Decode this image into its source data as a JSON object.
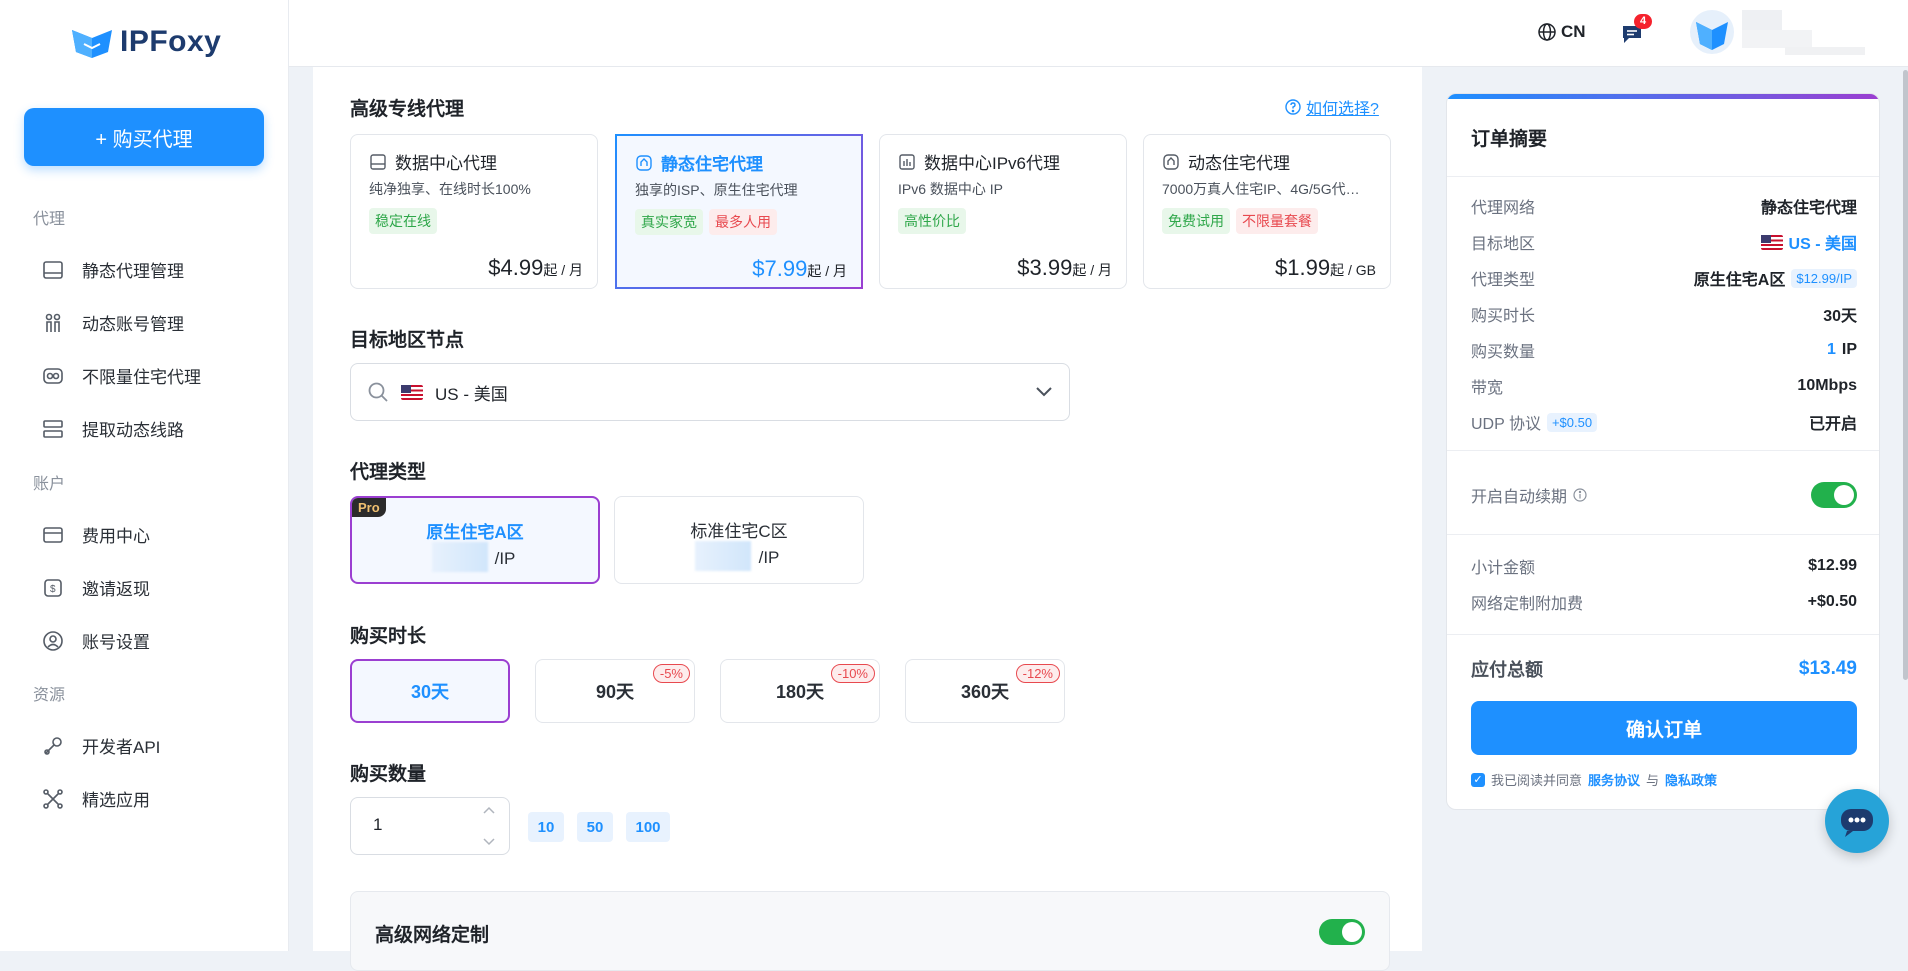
{
  "brand": {
    "name": "IPFoxy"
  },
  "sidebar": {
    "buy_button": "+ 购买代理",
    "sections": [
      {
        "title": "代理",
        "items": [
          "静态代理管理",
          "动态账号管理",
          "不限量住宅代理",
          "提取动态线路"
        ]
      },
      {
        "title": "账户",
        "items": [
          "费用中心",
          "邀请返现",
          "账号设置"
        ]
      },
      {
        "title": "资源",
        "items": [
          "开发者API",
          "精选应用"
        ]
      }
    ]
  },
  "topbar": {
    "language": "CN",
    "notification_count": "4"
  },
  "main": {
    "proxy_section_title": "高级专线代理",
    "help_link": "如何选择?",
    "products": [
      {
        "name": "数据中心代理",
        "desc": "纯净独享、在线时长100%",
        "tags": [
          {
            "text": "稳定在线",
            "kind": "g"
          }
        ],
        "price": "$4.99",
        "unit": "起 / 月"
      },
      {
        "name": "静态住宅代理",
        "desc": "独享的ISP、原生住宅代理",
        "tags": [
          {
            "text": "真实家宽",
            "kind": "g"
          },
          {
            "text": "最多人用",
            "kind": "r"
          }
        ],
        "price": "$7.99",
        "unit": "起 / 月"
      },
      {
        "name": "数据中心IPv6代理",
        "desc": "IPv6 数据中心 IP",
        "tags": [
          {
            "text": "高性价比",
            "kind": "g"
          }
        ],
        "price": "$3.99",
        "unit": "起 / 月"
      },
      {
        "name": "动态住宅代理",
        "desc": "7000万真人住宅IP、4G/5G代…",
        "tags": [
          {
            "text": "免费试用",
            "kind": "g"
          },
          {
            "text": "不限量套餐",
            "kind": "r"
          }
        ],
        "price": "$1.99",
        "unit": "起 / GB"
      }
    ],
    "region_title": "目标地区节点",
    "region_value": "US - 美国",
    "type_title": "代理类型",
    "types": [
      {
        "name": "原生住宅A区",
        "price": "/IP",
        "badge": "Pro"
      },
      {
        "name": "标准住宅C区",
        "price": "/IP"
      }
    ],
    "duration_title": "购买时长",
    "durations": [
      {
        "label": "30天",
        "discount": ""
      },
      {
        "label": "90天",
        "discount": "-5%"
      },
      {
        "label": "180天",
        "discount": "-10%"
      },
      {
        "label": "360天",
        "discount": "-12%"
      }
    ],
    "quantity_title": "购买数量",
    "quantity_value": "1",
    "quick_quantities": [
      "10",
      "50",
      "100"
    ],
    "advanced_title": "高级网络定制"
  },
  "order": {
    "title": "订单摘要",
    "rows": [
      {
        "k": "代理网络",
        "v": "静态住宅代理"
      },
      {
        "k": "目标地区",
        "v": "US - 美国"
      },
      {
        "k": "代理类型",
        "v": "原生住宅A区",
        "tag": "$12.99/IP"
      },
      {
        "k": "购买时长",
        "v": "30天"
      },
      {
        "k": "购买数量",
        "v_num": "1",
        "v": "IP"
      },
      {
        "k": "带宽",
        "v": "10Mbps"
      },
      {
        "k": "UDP 协议",
        "k_tag": "+$0.50",
        "v": "已开启"
      }
    ],
    "auto_renew": "开启自动续期",
    "subtotal_label": "小计金额",
    "subtotal": "$12.99",
    "surcharge_label": "网络定制附加费",
    "surcharge": "+$0.50",
    "total_label": "应付总额",
    "total": "$13.49",
    "confirm": "确认订单",
    "agree_text": "我已阅读并同意",
    "terms": "服务协议",
    "and": "与",
    "privacy": "隐私政策"
  },
  "colors": {
    "accent": "#1e90ff",
    "selected_border": "#9b3fd1",
    "toggle_on": "#22b14c",
    "discount": "#e8494f"
  }
}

→ **Task instructions**
Without the pictures, write out all of the material exactly.

→ **Response to this task**
Decode this image into its source data as a JSON object.
{
  "brand": {
    "name": "IPFoxy"
  },
  "sidebar": {
    "buy_button": "+ 购买代理",
    "sections": [
      {
        "title": "代理",
        "items": [
          "静态代理管理",
          "动态账号管理",
          "不限量住宅代理",
          "提取动态线路"
        ]
      },
      {
        "title": "账户",
        "items": [
          "费用中心",
          "邀请返现",
          "账号设置"
        ]
      },
      {
        "title": "资源",
        "items": [
          "开发者API",
          "精选应用"
        ]
      }
    ]
  },
  "topbar": {
    "language": "CN",
    "notification_count": "4"
  },
  "main": {
    "proxy_section_title": "高级专线代理",
    "help_link": "如何选择?",
    "products": [
      {
        "name": "数据中心代理",
        "desc": "纯净独享、在线时长100%",
        "tags": [
          {
            "text": "稳定在线",
            "kind": "g"
          }
        ],
        "price": "$4.99",
        "unit": "起 / 月"
      },
      {
        "name": "静态住宅代理",
        "desc": "独享的ISP、原生住宅代理",
        "tags": [
          {
            "text": "真实家宽",
            "kind": "g"
          },
          {
            "text": "最多人用",
            "kind": "r"
          }
        ],
        "price": "$7.99",
        "unit": "起 / 月"
      },
      {
        "name": "数据中心IPv6代理",
        "desc": "IPv6 数据中心 IP",
        "tags": [
          {
            "text": "高性价比",
            "kind": "g"
          }
        ],
        "price": "$3.99",
        "unit": "起 / 月"
      },
      {
        "name": "动态住宅代理",
        "desc": "7000万真人住宅IP、4G/5G代…",
        "tags": [
          {
            "text": "免费试用",
            "kind": "g"
          },
          {
            "text": "不限量套餐",
            "kind": "r"
          }
        ],
        "price": "$1.99",
        "unit": "起 / GB"
      }
    ],
    "region_title": "目标地区节点",
    "region_value": "US - 美国",
    "type_title": "代理类型",
    "types": [
      {
        "name": "原生住宅A区",
        "price": "/IP",
        "badge": "Pro"
      },
      {
        "name": "标准住宅C区",
        "price": "/IP"
      }
    ],
    "duration_title": "购买时长",
    "durations": [
      {
        "label": "30天",
        "discount": ""
      },
      {
        "label": "90天",
        "discount": "-5%"
      },
      {
        "label": "180天",
        "discount": "-10%"
      },
      {
        "label": "360天",
        "discount": "-12%"
      }
    ],
    "quantity_title": "购买数量",
    "quantity_value": "1",
    "quick_quantities": [
      "10",
      "50",
      "100"
    ],
    "advanced_title": "高级网络定制"
  },
  "order": {
    "title": "订单摘要",
    "rows": [
      {
        "k": "代理网络",
        "v": "静态住宅代理"
      },
      {
        "k": "目标地区",
        "v": "US - 美国"
      },
      {
        "k": "代理类型",
        "v": "原生住宅A区",
        "tag": "$12.99/IP"
      },
      {
        "k": "购买时长",
        "v": "30天"
      },
      {
        "k": "购买数量",
        "v_num": "1",
        "v": "IP"
      },
      {
        "k": "带宽",
        "v": "10Mbps"
      },
      {
        "k": "UDP 协议",
        "k_tag": "+$0.50",
        "v": "已开启"
      }
    ],
    "auto_renew": "开启自动续期",
    "subtotal_label": "小计金额",
    "subtotal": "$12.99",
    "surcharge_label": "网络定制附加费",
    "surcharge": "+$0.50",
    "total_label": "应付总额",
    "total": "$13.49",
    "confirm": "确认订单",
    "agree_text": "我已阅读并同意",
    "terms": "服务协议",
    "and": "与",
    "privacy": "隐私政策"
  },
  "colors": {
    "accent": "#1e90ff",
    "selected_border": "#9b3fd1",
    "toggle_on": "#22b14c",
    "discount": "#e8494f"
  }
}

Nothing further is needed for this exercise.